**EXERCISE GOAL:** Check each line of the listing for the string "Wirtschaftsingenieurwesen", count the lines that have it, and answer with that number only.

[Dataset listings of figures]
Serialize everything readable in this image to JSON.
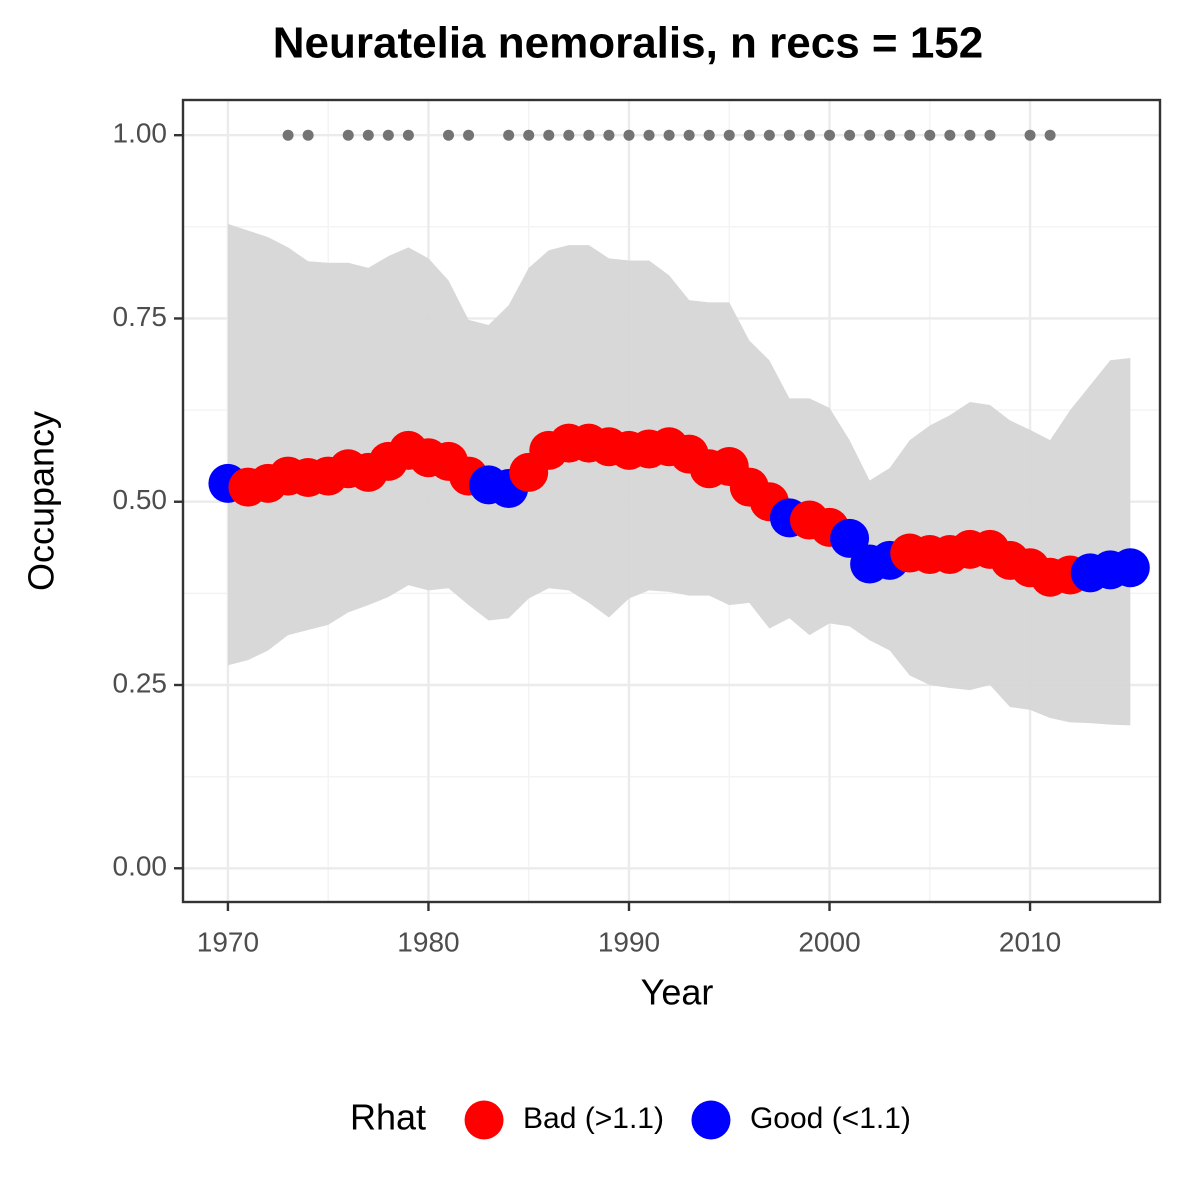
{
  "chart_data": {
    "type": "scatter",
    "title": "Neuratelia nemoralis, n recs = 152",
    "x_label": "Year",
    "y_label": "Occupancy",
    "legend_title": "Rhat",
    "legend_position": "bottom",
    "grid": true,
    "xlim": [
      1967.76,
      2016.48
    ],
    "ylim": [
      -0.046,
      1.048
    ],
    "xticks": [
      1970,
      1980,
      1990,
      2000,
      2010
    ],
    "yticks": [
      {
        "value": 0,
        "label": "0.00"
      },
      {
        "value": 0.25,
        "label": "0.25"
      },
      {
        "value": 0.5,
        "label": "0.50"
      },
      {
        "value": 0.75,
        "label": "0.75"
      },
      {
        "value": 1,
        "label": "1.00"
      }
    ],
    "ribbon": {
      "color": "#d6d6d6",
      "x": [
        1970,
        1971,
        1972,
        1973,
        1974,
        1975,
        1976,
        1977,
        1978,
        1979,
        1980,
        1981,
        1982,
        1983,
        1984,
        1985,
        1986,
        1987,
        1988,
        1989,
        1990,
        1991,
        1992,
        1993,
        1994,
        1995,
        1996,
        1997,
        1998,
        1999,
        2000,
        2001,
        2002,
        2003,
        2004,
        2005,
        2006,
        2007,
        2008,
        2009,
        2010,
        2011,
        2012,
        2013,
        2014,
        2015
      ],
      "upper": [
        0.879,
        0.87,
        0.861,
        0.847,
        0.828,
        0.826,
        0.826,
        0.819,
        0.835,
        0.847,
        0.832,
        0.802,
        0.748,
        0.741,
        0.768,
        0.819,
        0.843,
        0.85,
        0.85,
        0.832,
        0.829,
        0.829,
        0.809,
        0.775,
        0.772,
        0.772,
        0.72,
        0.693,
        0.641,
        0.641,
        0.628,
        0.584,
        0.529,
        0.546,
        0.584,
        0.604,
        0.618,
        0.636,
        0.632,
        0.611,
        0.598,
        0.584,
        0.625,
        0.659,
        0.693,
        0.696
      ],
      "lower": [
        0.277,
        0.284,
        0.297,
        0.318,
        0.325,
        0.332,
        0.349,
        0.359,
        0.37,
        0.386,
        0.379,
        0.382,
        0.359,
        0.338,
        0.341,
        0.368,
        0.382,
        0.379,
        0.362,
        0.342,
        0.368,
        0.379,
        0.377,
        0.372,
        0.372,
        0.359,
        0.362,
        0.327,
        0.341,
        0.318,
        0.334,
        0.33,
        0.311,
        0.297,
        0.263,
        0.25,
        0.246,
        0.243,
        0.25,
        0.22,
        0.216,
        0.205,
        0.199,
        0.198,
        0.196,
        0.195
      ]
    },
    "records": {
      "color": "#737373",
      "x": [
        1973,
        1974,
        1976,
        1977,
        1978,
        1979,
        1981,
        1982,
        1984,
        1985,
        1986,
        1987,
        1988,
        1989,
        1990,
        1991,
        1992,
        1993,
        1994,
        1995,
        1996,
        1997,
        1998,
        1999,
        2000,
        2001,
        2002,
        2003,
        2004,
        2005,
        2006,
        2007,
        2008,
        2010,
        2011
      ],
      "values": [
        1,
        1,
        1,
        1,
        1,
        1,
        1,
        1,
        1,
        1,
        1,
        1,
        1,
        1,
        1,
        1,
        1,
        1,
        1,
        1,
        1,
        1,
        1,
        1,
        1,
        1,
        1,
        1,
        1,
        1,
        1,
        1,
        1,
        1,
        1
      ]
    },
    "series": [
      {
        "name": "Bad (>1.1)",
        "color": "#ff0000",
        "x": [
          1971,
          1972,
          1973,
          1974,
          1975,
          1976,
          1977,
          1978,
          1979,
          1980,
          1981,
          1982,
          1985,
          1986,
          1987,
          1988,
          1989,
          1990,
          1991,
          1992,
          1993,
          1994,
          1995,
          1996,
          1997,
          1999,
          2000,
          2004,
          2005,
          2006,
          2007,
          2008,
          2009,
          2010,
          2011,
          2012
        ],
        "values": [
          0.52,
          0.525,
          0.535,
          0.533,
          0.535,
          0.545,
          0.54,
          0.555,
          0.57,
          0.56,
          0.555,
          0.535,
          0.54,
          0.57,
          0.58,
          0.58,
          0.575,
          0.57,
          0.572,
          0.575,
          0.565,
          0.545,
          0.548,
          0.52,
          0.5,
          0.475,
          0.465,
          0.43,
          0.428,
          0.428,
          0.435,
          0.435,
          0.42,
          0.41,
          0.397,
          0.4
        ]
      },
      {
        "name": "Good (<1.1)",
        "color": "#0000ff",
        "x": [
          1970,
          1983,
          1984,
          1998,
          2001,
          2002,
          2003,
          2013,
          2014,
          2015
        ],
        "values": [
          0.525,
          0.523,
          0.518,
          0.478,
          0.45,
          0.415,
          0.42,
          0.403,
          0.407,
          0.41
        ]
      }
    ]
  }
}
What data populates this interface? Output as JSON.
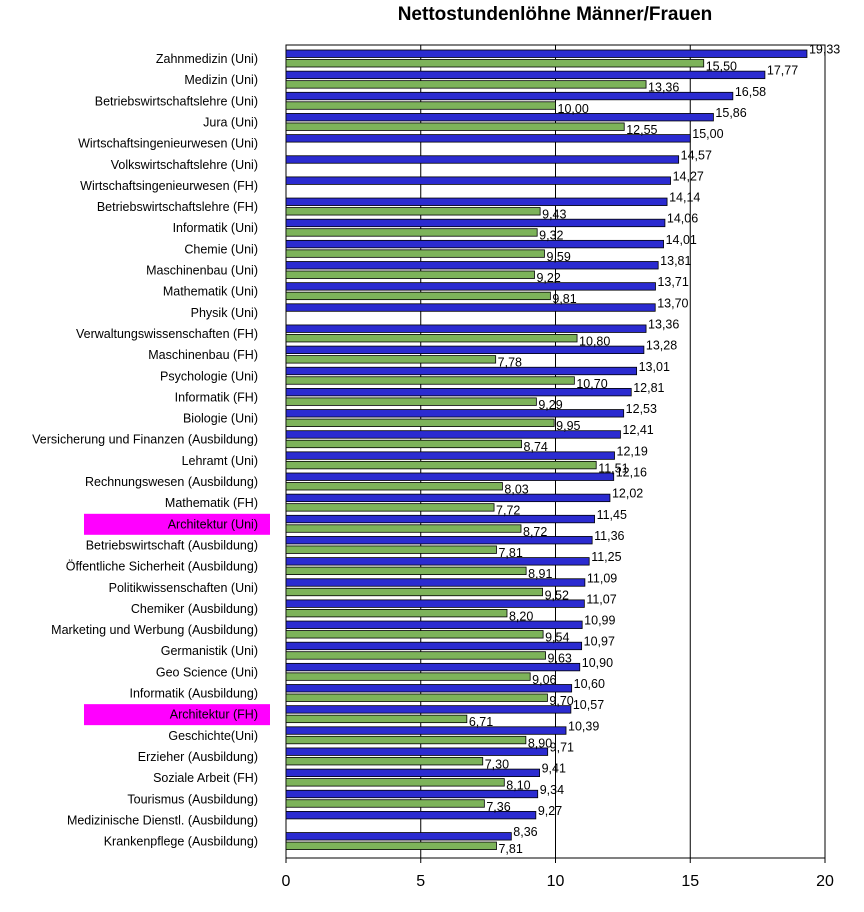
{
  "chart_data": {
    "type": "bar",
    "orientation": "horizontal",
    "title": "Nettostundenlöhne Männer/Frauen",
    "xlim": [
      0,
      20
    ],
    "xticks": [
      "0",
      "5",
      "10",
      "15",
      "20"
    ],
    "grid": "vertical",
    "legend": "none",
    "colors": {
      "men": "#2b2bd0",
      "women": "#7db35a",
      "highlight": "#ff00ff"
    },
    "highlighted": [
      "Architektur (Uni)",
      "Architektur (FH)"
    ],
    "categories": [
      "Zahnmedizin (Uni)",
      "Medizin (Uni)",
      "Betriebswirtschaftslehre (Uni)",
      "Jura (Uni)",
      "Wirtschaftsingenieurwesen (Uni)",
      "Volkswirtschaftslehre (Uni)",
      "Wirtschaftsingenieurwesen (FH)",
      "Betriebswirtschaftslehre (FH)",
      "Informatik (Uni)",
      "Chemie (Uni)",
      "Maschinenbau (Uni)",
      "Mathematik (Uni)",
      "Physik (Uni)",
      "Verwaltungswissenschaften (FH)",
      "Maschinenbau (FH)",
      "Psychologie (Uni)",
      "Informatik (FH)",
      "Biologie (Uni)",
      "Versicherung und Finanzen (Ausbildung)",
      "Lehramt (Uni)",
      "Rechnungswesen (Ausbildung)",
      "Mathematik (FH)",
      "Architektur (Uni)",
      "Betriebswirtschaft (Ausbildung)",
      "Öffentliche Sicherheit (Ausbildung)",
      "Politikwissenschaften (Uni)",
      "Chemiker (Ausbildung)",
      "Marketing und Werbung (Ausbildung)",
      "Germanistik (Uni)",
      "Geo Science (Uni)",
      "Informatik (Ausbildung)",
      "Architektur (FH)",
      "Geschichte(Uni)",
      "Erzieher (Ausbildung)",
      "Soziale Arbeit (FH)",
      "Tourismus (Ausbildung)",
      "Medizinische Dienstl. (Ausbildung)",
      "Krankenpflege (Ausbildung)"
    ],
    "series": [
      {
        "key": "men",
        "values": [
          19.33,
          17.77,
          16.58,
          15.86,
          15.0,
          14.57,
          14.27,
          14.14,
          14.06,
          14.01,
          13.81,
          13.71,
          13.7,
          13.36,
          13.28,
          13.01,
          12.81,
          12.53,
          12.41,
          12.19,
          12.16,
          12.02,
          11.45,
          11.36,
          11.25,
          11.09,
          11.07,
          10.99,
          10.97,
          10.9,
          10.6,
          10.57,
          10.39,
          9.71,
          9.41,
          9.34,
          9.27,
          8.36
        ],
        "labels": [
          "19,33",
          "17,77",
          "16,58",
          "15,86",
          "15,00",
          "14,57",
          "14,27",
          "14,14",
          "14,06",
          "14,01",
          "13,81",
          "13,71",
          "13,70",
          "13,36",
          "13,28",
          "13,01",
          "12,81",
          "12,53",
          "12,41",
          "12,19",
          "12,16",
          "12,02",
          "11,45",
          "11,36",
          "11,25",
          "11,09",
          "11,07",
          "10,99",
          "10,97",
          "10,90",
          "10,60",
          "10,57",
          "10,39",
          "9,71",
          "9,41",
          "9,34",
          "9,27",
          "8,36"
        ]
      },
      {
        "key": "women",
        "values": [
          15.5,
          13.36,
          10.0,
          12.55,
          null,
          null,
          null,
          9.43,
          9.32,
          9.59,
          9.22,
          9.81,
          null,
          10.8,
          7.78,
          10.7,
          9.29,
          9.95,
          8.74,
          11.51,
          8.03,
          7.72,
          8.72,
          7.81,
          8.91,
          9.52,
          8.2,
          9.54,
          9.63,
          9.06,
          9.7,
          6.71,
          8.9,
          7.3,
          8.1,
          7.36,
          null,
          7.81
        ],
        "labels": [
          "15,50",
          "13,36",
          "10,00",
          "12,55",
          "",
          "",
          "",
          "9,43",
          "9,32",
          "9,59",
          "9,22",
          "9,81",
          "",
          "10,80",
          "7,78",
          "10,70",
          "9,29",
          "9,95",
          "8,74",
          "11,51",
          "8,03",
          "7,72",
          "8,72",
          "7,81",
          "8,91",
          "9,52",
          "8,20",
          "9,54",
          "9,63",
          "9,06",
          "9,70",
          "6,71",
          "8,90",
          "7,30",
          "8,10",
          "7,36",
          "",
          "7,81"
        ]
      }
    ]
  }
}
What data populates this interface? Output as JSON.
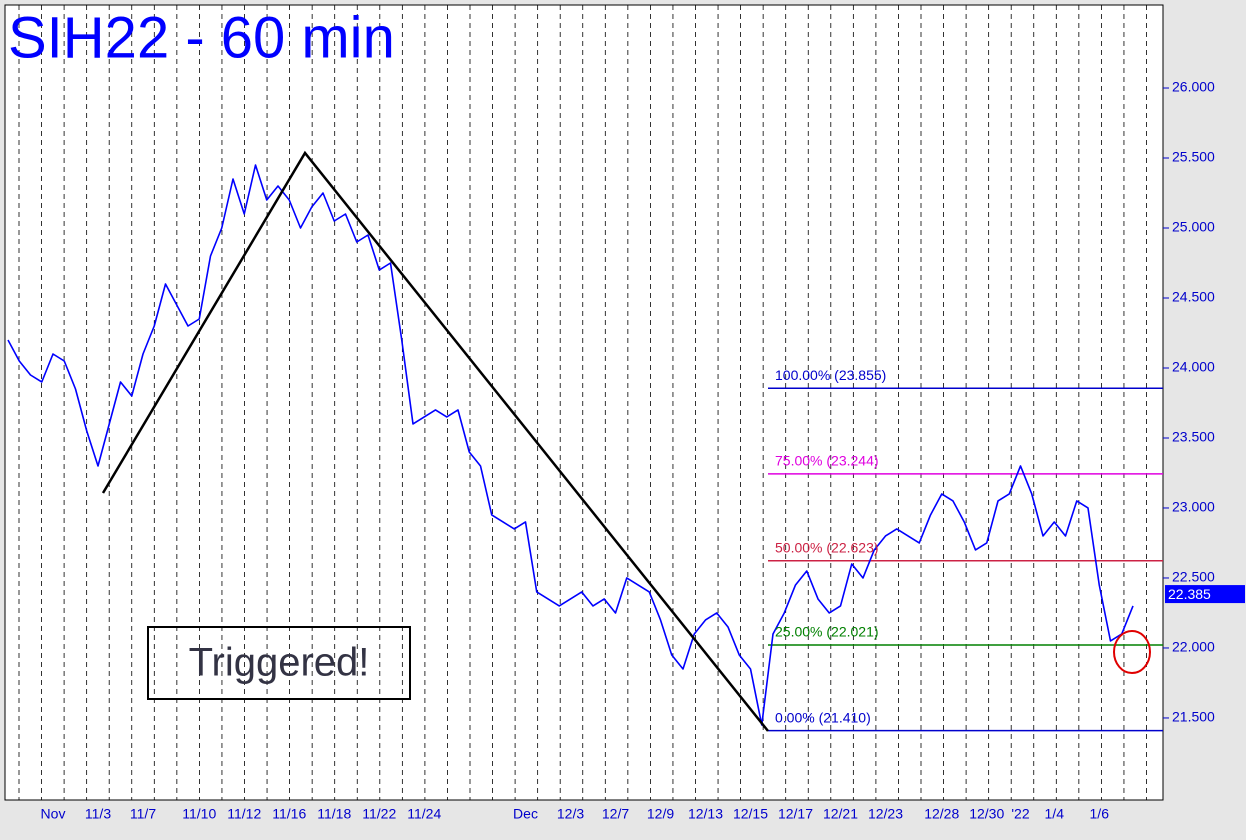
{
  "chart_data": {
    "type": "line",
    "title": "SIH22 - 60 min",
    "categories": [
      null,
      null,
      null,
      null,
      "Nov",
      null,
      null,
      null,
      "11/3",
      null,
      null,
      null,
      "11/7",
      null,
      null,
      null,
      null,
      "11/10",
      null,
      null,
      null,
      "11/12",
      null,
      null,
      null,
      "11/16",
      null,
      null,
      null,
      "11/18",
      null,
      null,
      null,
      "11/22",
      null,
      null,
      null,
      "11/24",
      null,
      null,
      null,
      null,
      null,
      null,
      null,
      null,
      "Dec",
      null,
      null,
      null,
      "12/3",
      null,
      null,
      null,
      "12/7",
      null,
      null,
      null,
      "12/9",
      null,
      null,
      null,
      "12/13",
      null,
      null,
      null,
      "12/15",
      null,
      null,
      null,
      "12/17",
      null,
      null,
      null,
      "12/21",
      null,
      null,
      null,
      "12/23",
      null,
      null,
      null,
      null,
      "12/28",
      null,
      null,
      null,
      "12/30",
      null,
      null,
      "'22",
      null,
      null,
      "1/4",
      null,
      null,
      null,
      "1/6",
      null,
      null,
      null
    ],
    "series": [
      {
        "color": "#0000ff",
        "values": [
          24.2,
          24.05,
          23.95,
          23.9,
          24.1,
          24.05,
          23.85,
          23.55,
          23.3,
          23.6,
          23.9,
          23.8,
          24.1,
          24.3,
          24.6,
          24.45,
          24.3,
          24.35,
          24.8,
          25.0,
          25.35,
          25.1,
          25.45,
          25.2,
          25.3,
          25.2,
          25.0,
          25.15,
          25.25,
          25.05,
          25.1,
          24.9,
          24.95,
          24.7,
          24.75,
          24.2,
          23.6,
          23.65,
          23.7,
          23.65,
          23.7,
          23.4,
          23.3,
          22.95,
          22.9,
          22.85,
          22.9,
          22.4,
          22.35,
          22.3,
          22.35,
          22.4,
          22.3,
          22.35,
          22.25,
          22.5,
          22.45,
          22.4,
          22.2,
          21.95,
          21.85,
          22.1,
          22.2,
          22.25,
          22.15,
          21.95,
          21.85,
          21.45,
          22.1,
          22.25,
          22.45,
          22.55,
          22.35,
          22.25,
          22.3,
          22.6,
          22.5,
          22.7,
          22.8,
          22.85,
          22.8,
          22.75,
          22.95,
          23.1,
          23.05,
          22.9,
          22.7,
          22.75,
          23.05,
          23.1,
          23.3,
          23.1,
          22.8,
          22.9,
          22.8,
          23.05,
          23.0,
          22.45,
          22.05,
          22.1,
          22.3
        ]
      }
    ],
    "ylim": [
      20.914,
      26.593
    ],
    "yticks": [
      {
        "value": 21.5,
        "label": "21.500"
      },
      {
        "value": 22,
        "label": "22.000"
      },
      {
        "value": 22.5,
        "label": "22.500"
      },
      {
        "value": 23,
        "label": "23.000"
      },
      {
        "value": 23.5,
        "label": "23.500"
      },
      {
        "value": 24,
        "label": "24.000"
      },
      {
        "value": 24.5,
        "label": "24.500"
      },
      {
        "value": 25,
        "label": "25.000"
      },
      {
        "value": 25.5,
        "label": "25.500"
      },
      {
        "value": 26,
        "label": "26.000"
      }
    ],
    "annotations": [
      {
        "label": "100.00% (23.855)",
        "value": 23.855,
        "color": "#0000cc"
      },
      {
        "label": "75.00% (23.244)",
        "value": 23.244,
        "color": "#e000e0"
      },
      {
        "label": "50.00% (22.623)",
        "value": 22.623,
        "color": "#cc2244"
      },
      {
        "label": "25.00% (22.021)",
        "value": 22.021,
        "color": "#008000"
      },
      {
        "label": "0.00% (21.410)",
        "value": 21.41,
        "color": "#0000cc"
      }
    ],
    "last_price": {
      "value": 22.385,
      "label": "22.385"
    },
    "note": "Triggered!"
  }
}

**TASK RESPONSE:** 2